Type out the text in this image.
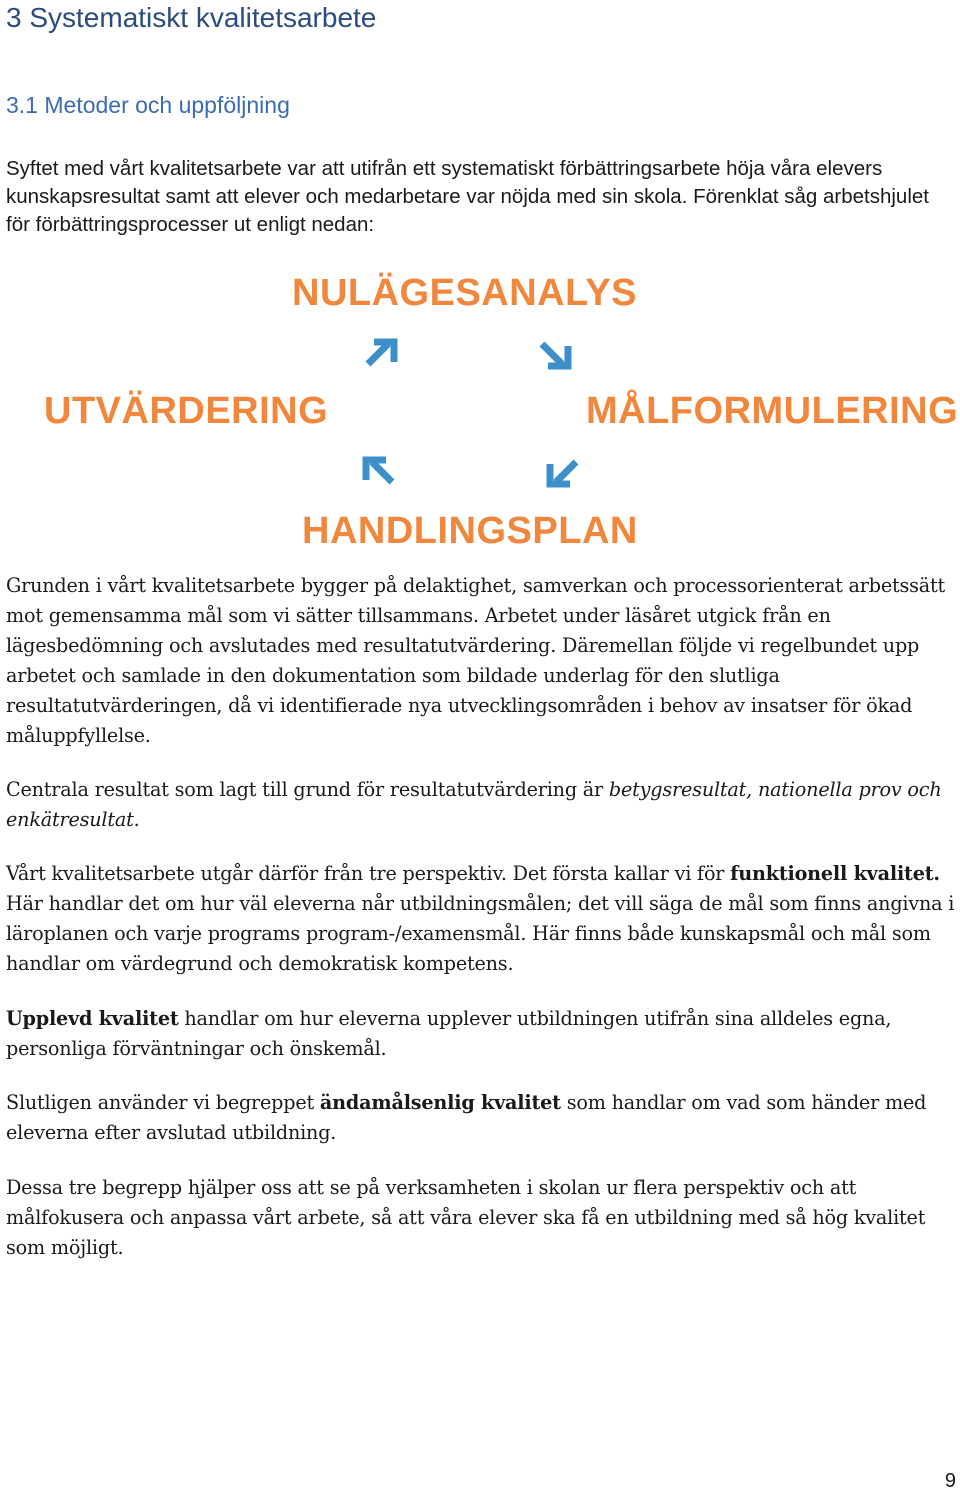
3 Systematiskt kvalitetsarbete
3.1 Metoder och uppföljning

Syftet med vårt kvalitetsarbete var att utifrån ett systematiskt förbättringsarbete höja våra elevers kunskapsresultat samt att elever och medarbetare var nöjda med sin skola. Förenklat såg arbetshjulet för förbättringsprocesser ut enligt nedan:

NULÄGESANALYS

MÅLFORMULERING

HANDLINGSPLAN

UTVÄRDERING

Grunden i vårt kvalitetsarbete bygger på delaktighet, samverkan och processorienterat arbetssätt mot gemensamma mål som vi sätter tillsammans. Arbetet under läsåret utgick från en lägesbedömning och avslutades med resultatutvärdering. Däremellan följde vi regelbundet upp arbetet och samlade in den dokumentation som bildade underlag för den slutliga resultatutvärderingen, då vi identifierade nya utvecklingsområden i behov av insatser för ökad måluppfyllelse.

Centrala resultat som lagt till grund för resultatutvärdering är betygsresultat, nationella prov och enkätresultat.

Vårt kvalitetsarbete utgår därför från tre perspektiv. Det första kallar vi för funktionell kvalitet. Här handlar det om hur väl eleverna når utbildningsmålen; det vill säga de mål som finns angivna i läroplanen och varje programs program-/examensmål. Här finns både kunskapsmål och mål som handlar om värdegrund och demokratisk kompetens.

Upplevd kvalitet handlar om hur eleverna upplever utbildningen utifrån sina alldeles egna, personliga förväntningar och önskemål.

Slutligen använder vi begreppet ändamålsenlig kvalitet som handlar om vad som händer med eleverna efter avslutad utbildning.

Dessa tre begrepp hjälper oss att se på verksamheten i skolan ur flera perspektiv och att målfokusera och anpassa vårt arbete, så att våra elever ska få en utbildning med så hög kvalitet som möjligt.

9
=====
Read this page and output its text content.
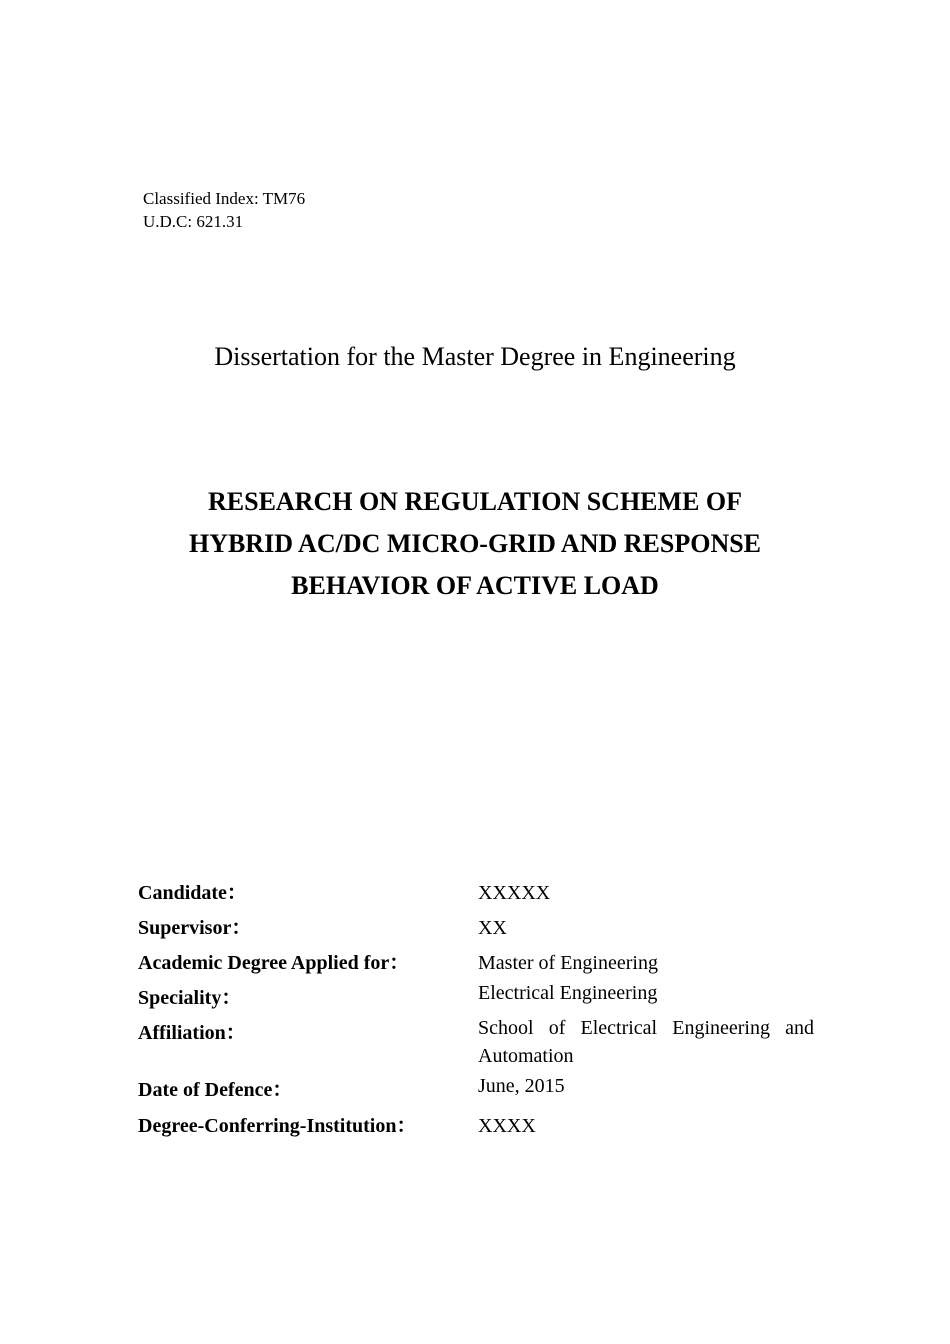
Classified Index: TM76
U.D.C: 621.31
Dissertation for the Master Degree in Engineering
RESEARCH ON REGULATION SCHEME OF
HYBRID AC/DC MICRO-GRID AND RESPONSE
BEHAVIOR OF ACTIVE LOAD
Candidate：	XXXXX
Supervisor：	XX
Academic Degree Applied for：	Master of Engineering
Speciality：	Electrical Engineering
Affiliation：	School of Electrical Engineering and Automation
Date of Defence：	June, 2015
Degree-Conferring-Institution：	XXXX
=====
> **Task details**
Copy out each line of the records that holds the string "eleverna".

> **Result of this task**
Vårt kvalitetsarbete utgår därför från tre perspektiv. Det första kallar vi för funktionell kvalitet. Här handlar det om hur väl eleverna når utbildningsmålen; det vill säga de mål som finns angivna i läroplanen och varje programs program-/examensmål. Här finns både kunskapsmål och mål som handlar om värdegrund och demokratisk kompetens.
Upplevd kvalitet handlar om hur eleverna upplever utbildningen utifrån sina alldeles egna, personliga förväntningar och önskemål.
Slutligen använder vi begreppet ändamålsenlig kvalitet som handlar om vad som händer med eleverna efter avslutad utbildning.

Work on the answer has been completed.